(WHAT THE EXERCISE ASKS): Filter out everything except lines holding "JSON".

## START

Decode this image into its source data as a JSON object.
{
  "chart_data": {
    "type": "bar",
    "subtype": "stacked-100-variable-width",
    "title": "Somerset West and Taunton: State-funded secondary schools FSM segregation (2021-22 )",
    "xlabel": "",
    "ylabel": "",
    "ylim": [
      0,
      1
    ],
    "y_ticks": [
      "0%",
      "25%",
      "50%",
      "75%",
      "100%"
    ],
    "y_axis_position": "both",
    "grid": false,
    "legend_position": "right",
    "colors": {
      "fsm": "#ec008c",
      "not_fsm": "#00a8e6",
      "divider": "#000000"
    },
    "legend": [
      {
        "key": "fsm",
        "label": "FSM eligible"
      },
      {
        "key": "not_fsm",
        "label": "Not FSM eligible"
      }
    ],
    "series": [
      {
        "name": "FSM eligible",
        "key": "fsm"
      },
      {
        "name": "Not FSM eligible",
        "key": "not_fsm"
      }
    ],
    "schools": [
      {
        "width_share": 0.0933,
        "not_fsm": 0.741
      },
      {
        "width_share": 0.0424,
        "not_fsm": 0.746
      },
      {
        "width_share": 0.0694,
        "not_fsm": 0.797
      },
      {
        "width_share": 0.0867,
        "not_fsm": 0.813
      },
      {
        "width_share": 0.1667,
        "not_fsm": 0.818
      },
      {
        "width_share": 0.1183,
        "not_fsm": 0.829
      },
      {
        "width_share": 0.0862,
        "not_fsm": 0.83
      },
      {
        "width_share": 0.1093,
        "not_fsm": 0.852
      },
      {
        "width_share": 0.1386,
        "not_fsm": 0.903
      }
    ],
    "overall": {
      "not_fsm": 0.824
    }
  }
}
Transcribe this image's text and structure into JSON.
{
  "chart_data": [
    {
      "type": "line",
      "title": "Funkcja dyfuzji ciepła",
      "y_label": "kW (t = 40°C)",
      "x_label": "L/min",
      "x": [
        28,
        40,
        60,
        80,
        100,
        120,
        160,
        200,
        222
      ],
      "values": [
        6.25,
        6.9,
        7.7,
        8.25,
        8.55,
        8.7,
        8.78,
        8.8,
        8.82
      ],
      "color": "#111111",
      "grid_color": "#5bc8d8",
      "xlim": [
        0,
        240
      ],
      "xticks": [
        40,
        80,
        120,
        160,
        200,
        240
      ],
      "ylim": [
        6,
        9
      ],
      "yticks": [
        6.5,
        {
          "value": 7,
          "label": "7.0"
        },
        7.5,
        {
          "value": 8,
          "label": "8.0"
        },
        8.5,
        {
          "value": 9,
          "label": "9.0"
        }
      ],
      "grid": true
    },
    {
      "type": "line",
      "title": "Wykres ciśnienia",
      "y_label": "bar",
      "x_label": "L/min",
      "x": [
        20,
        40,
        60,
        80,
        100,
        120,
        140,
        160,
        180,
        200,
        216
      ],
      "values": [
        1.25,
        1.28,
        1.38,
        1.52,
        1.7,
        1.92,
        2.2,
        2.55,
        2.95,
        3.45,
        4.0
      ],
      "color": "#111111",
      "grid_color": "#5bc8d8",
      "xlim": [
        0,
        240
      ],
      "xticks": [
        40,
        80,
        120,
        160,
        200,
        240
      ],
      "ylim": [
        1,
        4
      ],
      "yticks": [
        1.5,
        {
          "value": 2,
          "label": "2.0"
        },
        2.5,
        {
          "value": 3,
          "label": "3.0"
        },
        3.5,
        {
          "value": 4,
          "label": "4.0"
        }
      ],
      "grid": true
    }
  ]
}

## END

(RESULT OF THIS TASK):
Decode this image into its source data as a JSON object.
Transcribe this image's text and structure into JSON.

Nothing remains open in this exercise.